## Problem to solve
From the listing below, pick out each line with the word "page".
○ ○ ○ ○ ○ ○ ○
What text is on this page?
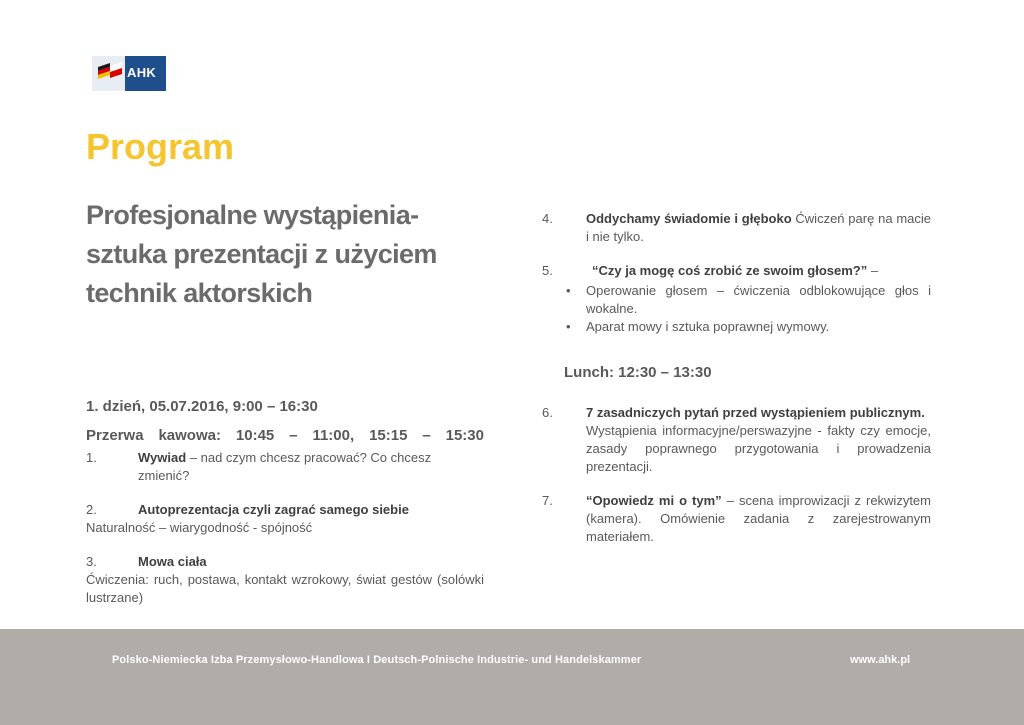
AHK
Program
Profesjonalne wystąpienia- sztuka prezentacji z użyciem technik aktorskich
1. dzień, 05.07.2016, 9:00 – 16:30
Przerwa kawowa: 10:45 – 11:00, 15:15 – 15:30
1.	Wywiad – nad czym chcesz pracować? Co chcesz zmienić?
2.	Autoprezentacja czyli zagrać samego siebie
Naturalność – wiarygodność - spójność
3.	Mowa ciała
Ćwiczenia: ruch, postawa, kontakt wzrokowy, świat gestów (solówki lustrzane)
4.	Oddychamy świadomie i głęboko Ćwiczeń parę na macie i nie tylko.
5.	“Czy ja mogę coś zrobić ze swoim głosem?” –
• Operowanie głosem – ćwiczenia odblokowujące głos i wokalne.
• Aparat mowy i sztuka poprawnej wymowy.
Lunch: 12:30 – 13:30
6.	7 zasadniczych pytań przed wystąpieniem publicznym.
Wystąpienia informacyjne/perswazyjne - fakty czy emocje, zasady poprawnego przygotowania i prowadzenia prezentacji.
7.	“Opowiedz mi o tym” – scena improwizacji z rekwizytem (kamera). Omówienie zadania z zarejestrowanym materiałem.
Polsko-Niemiecka Izba Przemysłowo-Handlowa I Deutsch-Polnische Industrie- und Handelskammer	www.ahk.pl
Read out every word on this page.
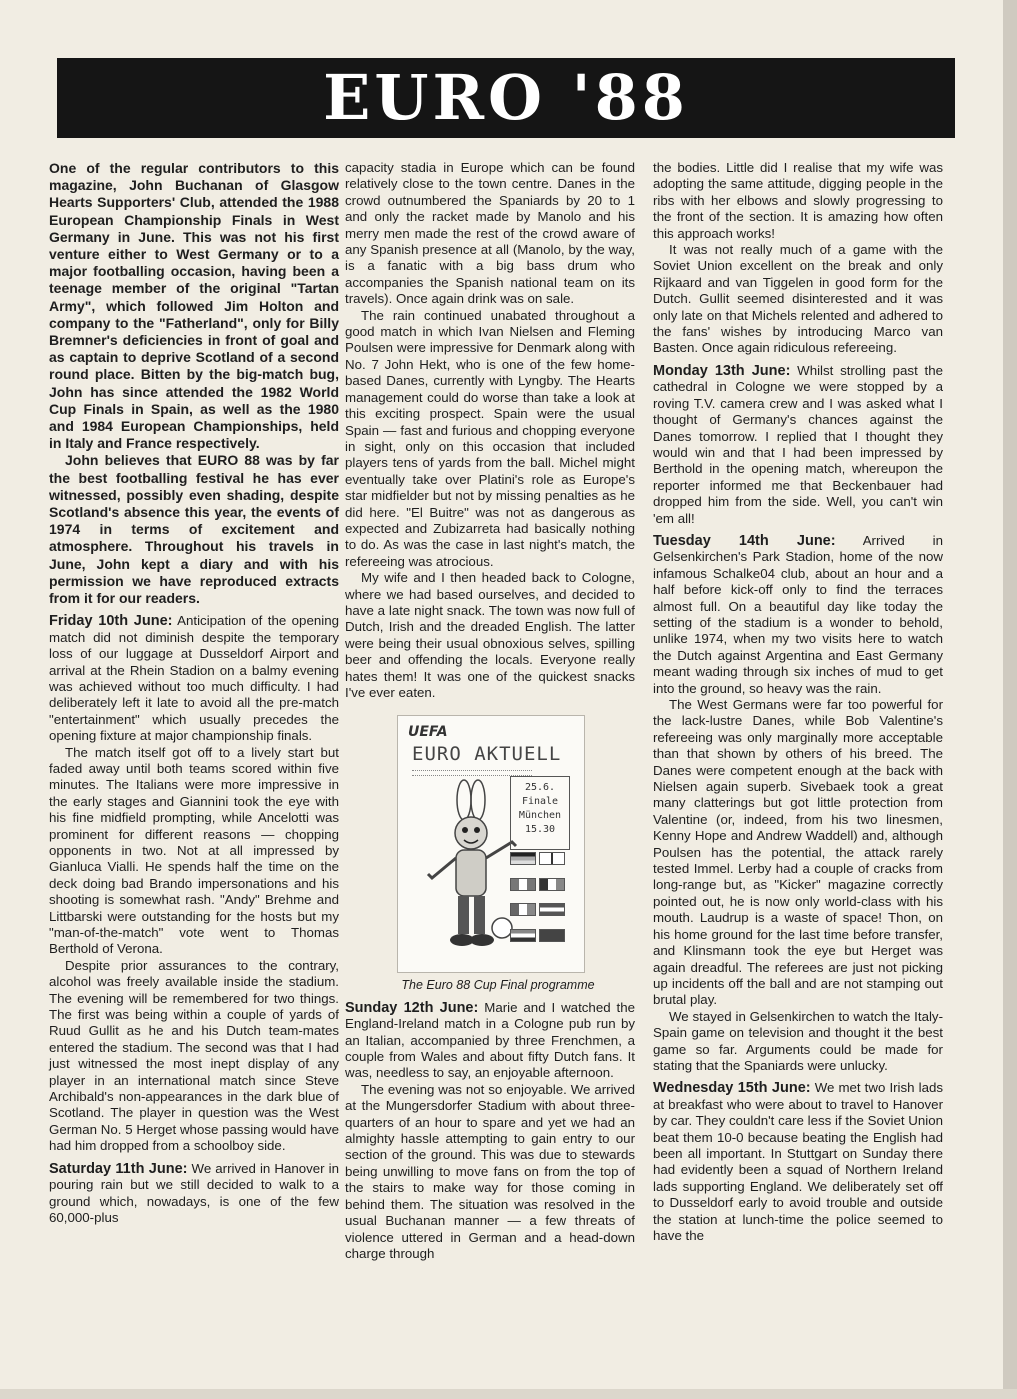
EURO '88

One of the regular contributors to this magazine, John Buchanan of Glasgow Hearts Supporters' Club, attended the 1988 European Championship Finals in West Germany in June. This was not his first venture either to West Germany or to a major footballing occasion, having been a teenage member of the original "Tartan Army", which followed Jim Holton and company to the "Fatherland", only for Billy Bremner's deficiencies in front of goal and as captain to deprive Scotland of a second round place. Bitten by the big-match bug, John has since attended the 1982 World Cup Finals in Spain, as well as the 1980 and 1984 European Championships, held in Italy and France respectively.

John believes that EURO 88 was by far the best footballing festival he has ever witnessed, possibly even shading, despite Scotland's absence this year, the events of 1974 in terms of excitement and atmosphere. Throughout his travels in June, John kept a diary and with his permission we have reproduced extracts from it for our readers.

Friday 10th June: Anticipation of the opening match did not diminish despite the temporary loss of our luggage at Dusseldorf Airport and arrival at the Rhein Stadion on a balmy evening was achieved without too much difficulty. I had deliberately left it late to avoid all the pre-match "entertainment" which usually precedes the opening fixture at major championship finals.

The match itself got off to a lively start but faded away until both teams scored within five minutes. The Italians were more impressive in the early stages and Giannini took the eye with his fine midfield prompting, while Ancelotti was prominent for different reasons — chopping opponents in two. Not at all impressed by Gianluca Vialli. He spends half the time on the deck doing bad Brando impersonations and his shooting is somewhat rash. "Andy" Brehme and Littbarski were outstanding for the hosts but my "man-of-the-match" vote went to Thomas Berthold of Verona.

Despite prior assurances to the contrary, alcohol was freely available inside the stadium. The evening will be remembered for two things. The first was being within a couple of yards of Ruud Gullit as he and his Dutch team-mates entered the stadium. The second was that I had just witnessed the most inept display of any player in an international match since Steve Archibald's non-appearances in the dark blue of Scotland. The player in question was the West German No. 5 Herget whose passing would have had him dropped from a schoolboy side.

Saturday 11th June: We arrived in Hanover in pouring rain but we still decided to walk to a ground which, nowadays, is one of the few 60,000-plus

capacity stadia in Europe which can be found relatively close to the town centre. Danes in the crowd outnumbered the Spaniards by 20 to 1 and only the racket made by Manolo and his merry men made the rest of the crowd aware of any Spanish presence at all (Manolo, by the way, is a fanatic with a big bass drum who accompanies the Spanish national team on its travels). Once again drink was on sale.

The rain continued unabated throughout a good match in which Ivan Nielsen and Fleming Poulsen were impressive for Denmark along with No. 7 John Hekt, who is one of the few home-based Danes, currently with Lyngby. The Hearts management could do worse than take a look at this exciting prospect. Spain were the usual Spain — fast and furious and chopping everyone in sight, only on this occasion that included players tens of yards from the ball. Michel might eventually take over Platini's role as Europe's star midfielder but not by missing penalties as he did here. "El Buitre" was not as dangerous as expected and Zubizarreta had basically nothing to do. As was the case in last night's match, the refereeing was atrocious.

My wife and I then headed back to Cologne, where we had based ourselves, and decided to have a late night snack. The town was now full of Dutch, Irish and the dreaded English. The latter were being their usual obnoxious selves, spilling beer and offending the locals. Everyone really hates them! It was one of the quickest snacks I've ever eaten.

UEFA
EURO AKTUELL
25.6.
Finale
München
15.30

The Euro 88 Cup Final programme

Sunday 12th June: Marie and I watched the England-Ireland match in a Cologne pub run by an Italian, accompanied by three Frenchmen, a couple from Wales and about fifty Dutch fans. It was, needless to say, an enjoyable afternoon.

The evening was not so enjoyable. We arrived at the Mungersdorfer Stadium with about three-quarters of an hour to spare and yet we had an almighty hassle attempting to gain entry to our section of the ground. This was due to stewards being unwilling to move fans on from the top of the stairs to make way for those coming in behind them. The situation was resolved in the usual Buchanan manner — a few threats of violence uttered in German and a head-down charge through

the bodies. Little did I realise that my wife was adopting the same attitude, digging people in the ribs with her elbows and slowly progressing to the front of the section. It is amazing how often this approach works!

It was not really much of a game with the Soviet Union excellent on the break and only Rijkaard and van Tiggelen in good form for the Dutch. Gullit seemed disinterested and it was only late on that Michels relented and adhered to the fans' wishes by introducing Marco van Basten. Once again ridiculous refereeing.

Monday 13th June: Whilst strolling past the cathedral in Cologne we were stopped by a roving T.V. camera crew and I was asked what I thought of Germany's chances against the Danes tomorrow. I replied that I thought they would win and that I had been impressed by Berthold in the opening match, whereupon the reporter informed me that Beckenbauer had dropped him from the side. Well, you can't win 'em all!

Tuesday 14th June: Arrived in Gelsenkirchen's Park Stadion, home of the now infamous Schalke04 club, about an hour and a half before kick-off only to find the terraces almost full. On a beautiful day like today the setting of the stadium is a wonder to behold, unlike 1974, when my two visits here to watch the Dutch against Argentina and East Germany meant wading through six inches of mud to get into the ground, so heavy was the rain.

The West Germans were far too powerful for the lack-lustre Danes, while Bob Valentine's refereeing was only marginally more acceptable than that shown by others of his breed. The Danes were competent enough at the back with Nielsen again superb. Sivebaek took a great many clatterings but got little protection from Valentine (or, indeed, from his two linesmen, Kenny Hope and Andrew Waddell) and, although Poulsen has the potential, the attack rarely tested Immel. Lerby had a couple of cracks from long-range but, as "Kicker" magazine correctly pointed out, he is now only world-class with his mouth. Laudrup is a waste of space! Thon, on his home ground for the last time before transfer, and Klinsmann took the eye but Herget was again dreadful. The referees are just not picking up incidents off the ball and are not stamping out brutal play.

We stayed in Gelsenkirchen to watch the Italy-Spain game on television and thought it the best game so far. Arguments could be made for stating that the Spaniards were unlucky.

Wednesday 15th June: We met two Irish lads at breakfast who were about to travel to Hanover by car. They couldn't care less if the Soviet Union beat them 10-0 because beating the English had been all important. In Stuttgart on Sunday there had evidently been a squad of Northern Ireland lads supporting England. We deliberately set off to Dusseldorf early to avoid trouble and outside the station at lunch-time the police seemed to have the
○ ○ ○ ○ ○ ○ ○
## Complete answer
What text is on this page?
Read out every word on this page.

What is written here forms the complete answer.